● **Request**
Carry none of the pictures over; set down the material below exactly.

[Start of Task data]

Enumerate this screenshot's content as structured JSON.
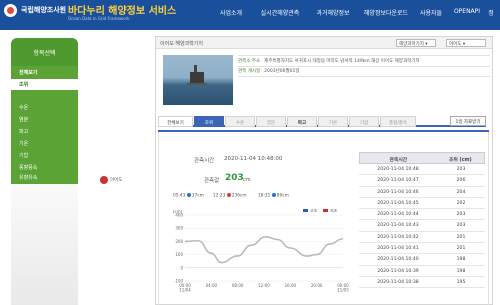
{
  "header": {
    "agency": "국립해양조사원",
    "service": "바다누리 해양정보 서비스",
    "subtitle": "Ocean Data in Grid Framework",
    "nav": [
      "사업소개",
      "실시간해양관측",
      "과거해양정보",
      "해양정보다운로드",
      "사용자들",
      "OPENAPI"
    ],
    "nav_tail": "정"
  },
  "sidebar": {
    "title": "항목선택",
    "items": [
      "전체보기",
      "조위",
      "수온",
      "염분",
      "파고",
      "기온",
      "기압",
      "풍향풍속",
      "유향유속"
    ],
    "active_index": 1,
    "legend_label": "이어도"
  },
  "panel": {
    "title": "이어도 해양과학기지",
    "select_type": "해양과학기지",
    "select_station": "이어도",
    "info": [
      {
        "key": "관측소 주소",
        "value": "제주특별자치도 서귀포시 대정읍 마라도 남서쪽 149km 해상 이어도 해양과학기지"
      },
      {
        "key": "관측 개시일",
        "value": "2003년06월01일"
      }
    ]
  },
  "tabs": {
    "items": [
      "전체보기",
      "조위",
      "수온",
      "염분",
      "파고",
      "기온",
      "기압",
      "풍향/풍속"
    ],
    "active_index": 1,
    "download_label": "1일 자료받기"
  },
  "observation": {
    "time_label": "관측시간",
    "time_value": "2020-11-04 10:48:00",
    "tide_label": "관측값",
    "tide_value": "203",
    "tide_unit": "cm",
    "tide_times": [
      {
        "time": "05:43",
        "value": "37cm",
        "color": "#2b6cd6"
      },
      {
        "time": "12:23",
        "value": "236cm",
        "color": "#d6442b"
      },
      {
        "time": "18:31",
        "value": "89cm",
        "color": "#2b6cd6"
      }
    ]
  },
  "chart_data": {
    "type": "line",
    "legend": [
      "고조",
      "저조"
    ],
    "legend_colors": [
      "#2b5fbf",
      "#c83030"
    ],
    "x_ticks": [
      "00:00\n11/04",
      "04:00",
      "08:00",
      "12:00",
      "16:00",
      "20:00",
      "00:00\n11/05"
    ],
    "y_ticks": [
      400,
      300,
      200,
      100,
      0,
      -100
    ],
    "ylabel": "(cm)",
    "ylim": [
      -100,
      400
    ],
    "series": [
      {
        "color": "#bbbbbb",
        "x": [
          0,
          2,
          4,
          5.5,
          8,
          10,
          12.3,
          14,
          16,
          18.5,
          20,
          22,
          24
        ],
        "values": [
          200,
          205,
          110,
          40,
          90,
          170,
          236,
          215,
          150,
          89,
          100,
          180,
          220
        ]
      }
    ]
  },
  "table": {
    "headers": [
      "관측시간",
      "조위 (cm)"
    ],
    "rows": [
      [
        "2020-11-04 10:48",
        "203"
      ],
      [
        "2020-11-04 10:47",
        "206"
      ],
      [
        "2020-11-04 10:46",
        "204"
      ],
      [
        "2020-11-04 10:45",
        "202"
      ],
      [
        "2020-11-04 10:44",
        "203"
      ],
      [
        "2020-11-04 10:43",
        "203"
      ],
      [
        "2020-11-04 10:42",
        "201"
      ],
      [
        "2020-11-04 10:41",
        "201"
      ],
      [
        "2020-11-04 10:40",
        "198"
      ],
      [
        "2020-11-04 10:39",
        "198"
      ],
      [
        "2020-11-04 10:38",
        "195"
      ]
    ]
  }
}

[End of Task data]

● **Complete output**
Enumerate this screenshot's content as structured JSON.
{
  "header": {
    "agency": "국립해양조사원",
    "service": "바다누리 해양정보 서비스",
    "subtitle": "Ocean Data in Grid Framework",
    "nav": [
      "사업소개",
      "실시간해양관측",
      "과거해양정보",
      "해양정보다운로드",
      "사용자들",
      "OPENAPI"
    ],
    "nav_tail": "정"
  },
  "sidebar": {
    "title": "항목선택",
    "items": [
      "전체보기",
      "조위",
      "수온",
      "염분",
      "파고",
      "기온",
      "기압",
      "풍향풍속",
      "유향유속"
    ],
    "active_index": 1,
    "legend_label": "이어도"
  },
  "panel": {
    "title": "이어도 해양과학기지",
    "select_type": "해양과학기지",
    "select_station": "이어도",
    "info": [
      {
        "key": "관측소 주소",
        "value": "제주특별자치도 서귀포시 대정읍 마라도 남서쪽 149km 해상 이어도 해양과학기지"
      },
      {
        "key": "관측 개시일",
        "value": "2003년06월01일"
      }
    ]
  },
  "tabs": {
    "items": [
      "전체보기",
      "조위",
      "수온",
      "염분",
      "파고",
      "기온",
      "기압",
      "풍향/풍속"
    ],
    "active_index": 1,
    "download_label": "1일 자료받기"
  },
  "observation": {
    "time_label": "관측시간",
    "time_value": "2020-11-04 10:48:00",
    "tide_label": "관측값",
    "tide_value": "203",
    "tide_unit": "cm",
    "tide_times": [
      {
        "time": "05:43",
        "value": "37cm",
        "color": "#2b6cd6"
      },
      {
        "time": "12:23",
        "value": "236cm",
        "color": "#d6442b"
      },
      {
        "time": "18:31",
        "value": "89cm",
        "color": "#2b6cd6"
      }
    ]
  },
  "chart_data": {
    "type": "line",
    "legend": [
      "고조",
      "저조"
    ],
    "legend_colors": [
      "#2b5fbf",
      "#c83030"
    ],
    "x_ticks": [
      "00:00\n11/04",
      "04:00",
      "08:00",
      "12:00",
      "16:00",
      "20:00",
      "00:00\n11/05"
    ],
    "y_ticks": [
      400,
      300,
      200,
      100,
      0,
      -100
    ],
    "ylabel": "(cm)",
    "ylim": [
      -100,
      400
    ],
    "series": [
      {
        "color": "#bbbbbb",
        "x": [
          0,
          2,
          4,
          5.5,
          8,
          10,
          12.3,
          14,
          16,
          18.5,
          20,
          22,
          24
        ],
        "values": [
          200,
          205,
          110,
          40,
          90,
          170,
          236,
          215,
          150,
          89,
          100,
          180,
          220
        ]
      }
    ]
  },
  "table": {
    "headers": [
      "관측시간",
      "조위 (cm)"
    ],
    "rows": [
      [
        "2020-11-04 10:48",
        "203"
      ],
      [
        "2020-11-04 10:47",
        "206"
      ],
      [
        "2020-11-04 10:46",
        "204"
      ],
      [
        "2020-11-04 10:45",
        "202"
      ],
      [
        "2020-11-04 10:44",
        "203"
      ],
      [
        "2020-11-04 10:43",
        "203"
      ],
      [
        "2020-11-04 10:42",
        "201"
      ],
      [
        "2020-11-04 10:41",
        "201"
      ],
      [
        "2020-11-04 10:40",
        "198"
      ],
      [
        "2020-11-04 10:39",
        "198"
      ],
      [
        "2020-11-04 10:38",
        "195"
      ]
    ]
  }
}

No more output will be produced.